**Goal of the exercise**. Out of the lines below, please list those that hold the string "color".

___ Material supplied

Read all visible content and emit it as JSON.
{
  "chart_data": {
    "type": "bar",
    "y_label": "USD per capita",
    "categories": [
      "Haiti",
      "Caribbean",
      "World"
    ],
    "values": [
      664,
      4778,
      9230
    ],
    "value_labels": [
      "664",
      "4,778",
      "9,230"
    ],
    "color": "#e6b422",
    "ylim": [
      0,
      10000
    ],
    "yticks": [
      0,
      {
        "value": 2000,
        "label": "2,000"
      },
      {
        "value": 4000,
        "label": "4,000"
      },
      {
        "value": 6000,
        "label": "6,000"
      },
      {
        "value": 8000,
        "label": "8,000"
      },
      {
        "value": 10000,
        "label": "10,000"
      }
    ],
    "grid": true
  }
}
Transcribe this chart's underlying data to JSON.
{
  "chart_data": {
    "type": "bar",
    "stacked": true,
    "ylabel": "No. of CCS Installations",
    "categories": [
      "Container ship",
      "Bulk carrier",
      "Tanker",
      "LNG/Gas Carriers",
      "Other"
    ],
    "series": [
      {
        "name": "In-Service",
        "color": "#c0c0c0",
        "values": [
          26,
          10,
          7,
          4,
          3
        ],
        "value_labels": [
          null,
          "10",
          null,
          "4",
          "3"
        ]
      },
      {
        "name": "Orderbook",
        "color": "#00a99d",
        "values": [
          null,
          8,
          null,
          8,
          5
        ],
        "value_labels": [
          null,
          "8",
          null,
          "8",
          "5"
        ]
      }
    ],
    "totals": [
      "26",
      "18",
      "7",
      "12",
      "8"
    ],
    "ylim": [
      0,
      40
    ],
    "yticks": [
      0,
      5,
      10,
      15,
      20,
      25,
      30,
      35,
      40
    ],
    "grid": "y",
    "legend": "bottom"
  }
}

______

**Task response**.
    "color": "#e6b422",
        "color": "#c0c0c0",
        "color": "#00a99d",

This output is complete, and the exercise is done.